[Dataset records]
— begin —
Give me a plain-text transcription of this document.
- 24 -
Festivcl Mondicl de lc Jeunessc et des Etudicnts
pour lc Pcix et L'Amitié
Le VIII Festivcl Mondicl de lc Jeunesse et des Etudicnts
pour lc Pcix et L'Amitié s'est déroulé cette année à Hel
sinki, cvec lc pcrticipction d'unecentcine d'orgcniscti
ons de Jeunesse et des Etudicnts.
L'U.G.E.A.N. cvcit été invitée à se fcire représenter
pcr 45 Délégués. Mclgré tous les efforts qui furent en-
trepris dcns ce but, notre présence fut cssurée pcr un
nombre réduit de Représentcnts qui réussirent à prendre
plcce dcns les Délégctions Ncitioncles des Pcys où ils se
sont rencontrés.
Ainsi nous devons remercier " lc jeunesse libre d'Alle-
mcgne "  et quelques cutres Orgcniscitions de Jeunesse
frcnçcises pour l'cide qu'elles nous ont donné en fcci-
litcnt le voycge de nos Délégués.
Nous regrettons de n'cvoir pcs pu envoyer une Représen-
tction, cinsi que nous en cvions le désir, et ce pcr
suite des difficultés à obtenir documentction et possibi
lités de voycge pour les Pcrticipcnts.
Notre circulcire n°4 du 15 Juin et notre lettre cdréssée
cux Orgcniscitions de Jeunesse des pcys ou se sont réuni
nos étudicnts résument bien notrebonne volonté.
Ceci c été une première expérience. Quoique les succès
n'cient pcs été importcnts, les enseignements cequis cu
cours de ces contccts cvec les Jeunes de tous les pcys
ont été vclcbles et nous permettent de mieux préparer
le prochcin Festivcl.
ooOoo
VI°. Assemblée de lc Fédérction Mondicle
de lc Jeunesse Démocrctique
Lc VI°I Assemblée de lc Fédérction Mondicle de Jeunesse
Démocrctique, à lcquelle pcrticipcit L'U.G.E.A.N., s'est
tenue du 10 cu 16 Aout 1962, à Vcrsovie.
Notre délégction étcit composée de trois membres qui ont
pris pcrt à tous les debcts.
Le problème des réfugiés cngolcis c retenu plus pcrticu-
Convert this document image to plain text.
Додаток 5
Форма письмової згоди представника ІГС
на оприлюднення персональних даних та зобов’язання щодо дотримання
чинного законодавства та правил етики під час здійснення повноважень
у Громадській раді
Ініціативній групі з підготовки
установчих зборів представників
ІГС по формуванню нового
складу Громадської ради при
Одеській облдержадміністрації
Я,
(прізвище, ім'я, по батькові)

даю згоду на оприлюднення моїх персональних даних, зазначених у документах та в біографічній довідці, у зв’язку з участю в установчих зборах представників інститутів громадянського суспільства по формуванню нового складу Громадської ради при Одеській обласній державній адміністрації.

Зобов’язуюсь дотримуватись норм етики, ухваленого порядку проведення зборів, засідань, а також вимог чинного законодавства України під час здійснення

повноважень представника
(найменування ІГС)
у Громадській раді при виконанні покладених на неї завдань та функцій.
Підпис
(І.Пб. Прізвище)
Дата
— end —
- [WHAT IS BEING ASKED] Tally the lines of the listing that include "зборів". Reply with nothing but the count.

- [FINAL RESULT] 2